[Layout coordinate data]
⁂

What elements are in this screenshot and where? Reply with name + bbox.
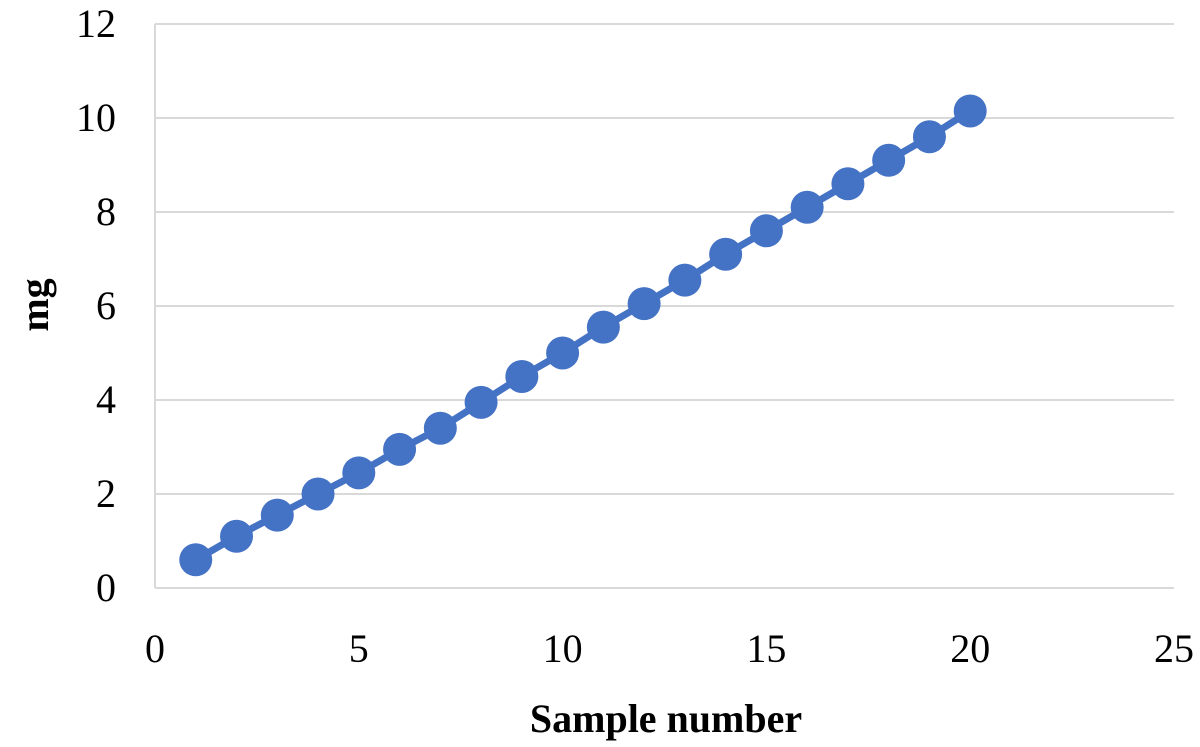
- data-point: [912, 120, 946, 154]
- data-point: [301, 477, 335, 511]
- gridlines: [155, 23, 1174, 495]
- data-point: [464, 385, 498, 419]
- series-group: [179, 94, 987, 577]
- y-tick-labels: 0 2 4 6 8 10 12: [76, 1, 116, 610]
- data-point: [342, 456, 376, 490]
- y-axis-title: mg: [12, 278, 57, 331]
- data-point: [749, 214, 783, 248]
- axes: [154, 24, 1174, 589]
- x-tick-label: 10: [543, 626, 583, 671]
- y-tick-label: 8: [96, 189, 116, 234]
- data-point: [872, 143, 906, 177]
- data-point: [260, 498, 294, 532]
- data-point: [505, 360, 539, 393]
- y-tick-label: 4: [96, 377, 116, 422]
- data-point: [586, 310, 620, 344]
- data-point: [546, 336, 580, 370]
- data-point: [790, 190, 824, 224]
- y-tick-label: 10: [76, 95, 116, 140]
- x-tick-label: 0: [145, 626, 165, 671]
- data-point: [383, 432, 417, 466]
- data-point: [668, 263, 702, 297]
- x-tick-label: 5: [349, 626, 369, 671]
- data-point: [220, 519, 254, 553]
- data-point: [953, 94, 987, 128]
- x-tick-label: 25: [1154, 626, 1194, 671]
- x-tick-labels: 0 5 10 15 20 25: [145, 626, 1194, 671]
- data-point: [423, 411, 457, 445]
- x-tick-label: 20: [950, 626, 990, 671]
- y-tick-label: 0: [96, 565, 116, 610]
- x-tick-label: 15: [746, 626, 786, 671]
- data-point: [831, 167, 865, 201]
- data-point: [709, 237, 743, 271]
- data-point: [179, 543, 213, 577]
- x-axis-title: Sample number: [530, 696, 802, 741]
- y-tick-label: 12: [76, 1, 116, 46]
- y-tick-label: 2: [96, 471, 116, 516]
- data-point: [627, 287, 661, 321]
- y-tick-label: 6: [96, 283, 116, 328]
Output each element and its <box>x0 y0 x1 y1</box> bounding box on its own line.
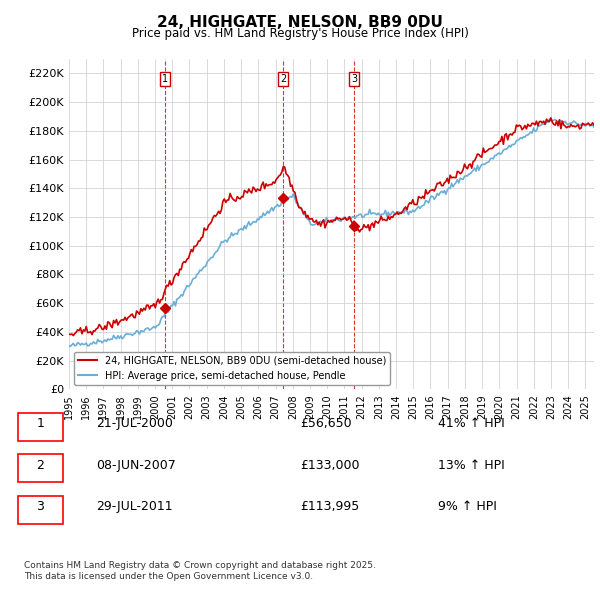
Text: 29-JUL-2011: 29-JUL-2011 <box>96 500 173 513</box>
Text: £113,995: £113,995 <box>300 500 359 513</box>
Text: 41% ↑ HPI: 41% ↑ HPI <box>438 417 505 430</box>
FancyBboxPatch shape <box>18 454 63 483</box>
FancyBboxPatch shape <box>18 412 63 441</box>
Text: Contains HM Land Registry data © Crown copyright and database right 2025.
This d: Contains HM Land Registry data © Crown c… <box>24 561 376 581</box>
Text: £133,000: £133,000 <box>300 459 359 472</box>
Text: 24, HIGHGATE, NELSON, BB9 0DU: 24, HIGHGATE, NELSON, BB9 0DU <box>157 15 443 30</box>
Text: 3: 3 <box>352 74 358 84</box>
Text: 1: 1 <box>161 74 167 84</box>
Text: 3: 3 <box>36 500 44 513</box>
Text: 9% ↑ HPI: 9% ↑ HPI <box>438 500 497 513</box>
Text: 1: 1 <box>36 417 44 430</box>
Text: 21-JUL-2000: 21-JUL-2000 <box>96 417 173 430</box>
Text: 2: 2 <box>36 459 44 472</box>
Text: Price paid vs. HM Land Registry's House Price Index (HPI): Price paid vs. HM Land Registry's House … <box>131 27 469 40</box>
Legend: 24, HIGHGATE, NELSON, BB9 0DU (semi-detached house), HPI: Average price, semi-de: 24, HIGHGATE, NELSON, BB9 0DU (semi-deta… <box>74 352 390 385</box>
FancyBboxPatch shape <box>18 496 63 524</box>
Text: 13% ↑ HPI: 13% ↑ HPI <box>438 459 505 472</box>
Text: 2: 2 <box>280 74 286 84</box>
Text: £56,650: £56,650 <box>300 417 352 430</box>
Text: 08-JUN-2007: 08-JUN-2007 <box>96 459 176 472</box>
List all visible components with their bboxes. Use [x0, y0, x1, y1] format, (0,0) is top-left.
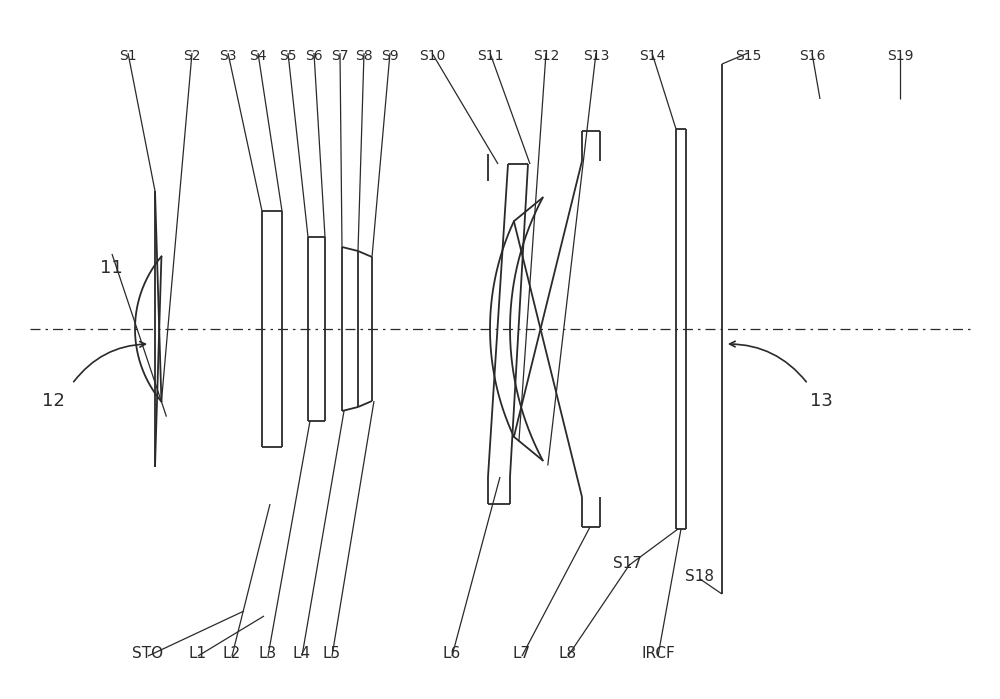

⁂

■ TASK
Pull out each line of the data above that contains the string "FancyBboxPatch".

■ EXERCISE SOLUTION
FancyBboxPatch shape <box>18 454 63 483</box>
FancyBboxPatch shape <box>18 412 63 441</box>
FancyBboxPatch shape <box>18 496 63 524</box>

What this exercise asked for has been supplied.